==== SUPPLIED ENTRIES
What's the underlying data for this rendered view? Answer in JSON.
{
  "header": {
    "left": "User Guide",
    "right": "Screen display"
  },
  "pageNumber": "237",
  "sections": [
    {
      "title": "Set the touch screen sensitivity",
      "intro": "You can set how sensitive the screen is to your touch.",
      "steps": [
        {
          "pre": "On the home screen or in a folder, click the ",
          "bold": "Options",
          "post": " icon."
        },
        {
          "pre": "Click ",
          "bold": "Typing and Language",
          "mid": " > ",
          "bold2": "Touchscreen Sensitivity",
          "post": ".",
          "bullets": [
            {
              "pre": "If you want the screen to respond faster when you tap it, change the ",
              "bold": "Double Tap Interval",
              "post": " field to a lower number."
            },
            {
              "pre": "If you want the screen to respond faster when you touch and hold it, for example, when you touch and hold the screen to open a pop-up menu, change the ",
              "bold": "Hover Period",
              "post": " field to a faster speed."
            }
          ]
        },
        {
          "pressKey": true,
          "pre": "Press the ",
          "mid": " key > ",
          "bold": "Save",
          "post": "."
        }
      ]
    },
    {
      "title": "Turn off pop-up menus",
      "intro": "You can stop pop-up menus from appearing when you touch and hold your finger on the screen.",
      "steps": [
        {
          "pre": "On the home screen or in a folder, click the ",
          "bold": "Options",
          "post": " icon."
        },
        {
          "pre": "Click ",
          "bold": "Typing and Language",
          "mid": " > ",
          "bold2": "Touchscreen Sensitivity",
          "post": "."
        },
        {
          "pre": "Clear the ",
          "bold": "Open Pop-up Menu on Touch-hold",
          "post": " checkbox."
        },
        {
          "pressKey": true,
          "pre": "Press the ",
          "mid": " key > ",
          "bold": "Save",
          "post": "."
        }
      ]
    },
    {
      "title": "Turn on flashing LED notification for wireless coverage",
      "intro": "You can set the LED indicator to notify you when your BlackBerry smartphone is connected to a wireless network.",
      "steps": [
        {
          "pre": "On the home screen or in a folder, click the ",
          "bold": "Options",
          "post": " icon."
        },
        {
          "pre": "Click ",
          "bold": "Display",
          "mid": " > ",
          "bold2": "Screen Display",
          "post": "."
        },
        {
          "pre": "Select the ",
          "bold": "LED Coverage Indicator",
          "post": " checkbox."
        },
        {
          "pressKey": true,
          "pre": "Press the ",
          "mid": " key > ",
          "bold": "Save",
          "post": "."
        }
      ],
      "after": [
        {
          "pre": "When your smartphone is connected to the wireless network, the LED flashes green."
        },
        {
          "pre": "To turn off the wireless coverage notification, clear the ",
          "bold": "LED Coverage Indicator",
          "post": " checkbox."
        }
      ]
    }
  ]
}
========
Scan the listing above and identify each line holding the string "want"; copy every such line.

              "pre": "If you want the screen to respond faster when you tap it, change the ",
              "pre": "If you want the screen to respond faster when you touch and hold it, for example, when you touch and hold the screen to open a pop-up menu, change the ",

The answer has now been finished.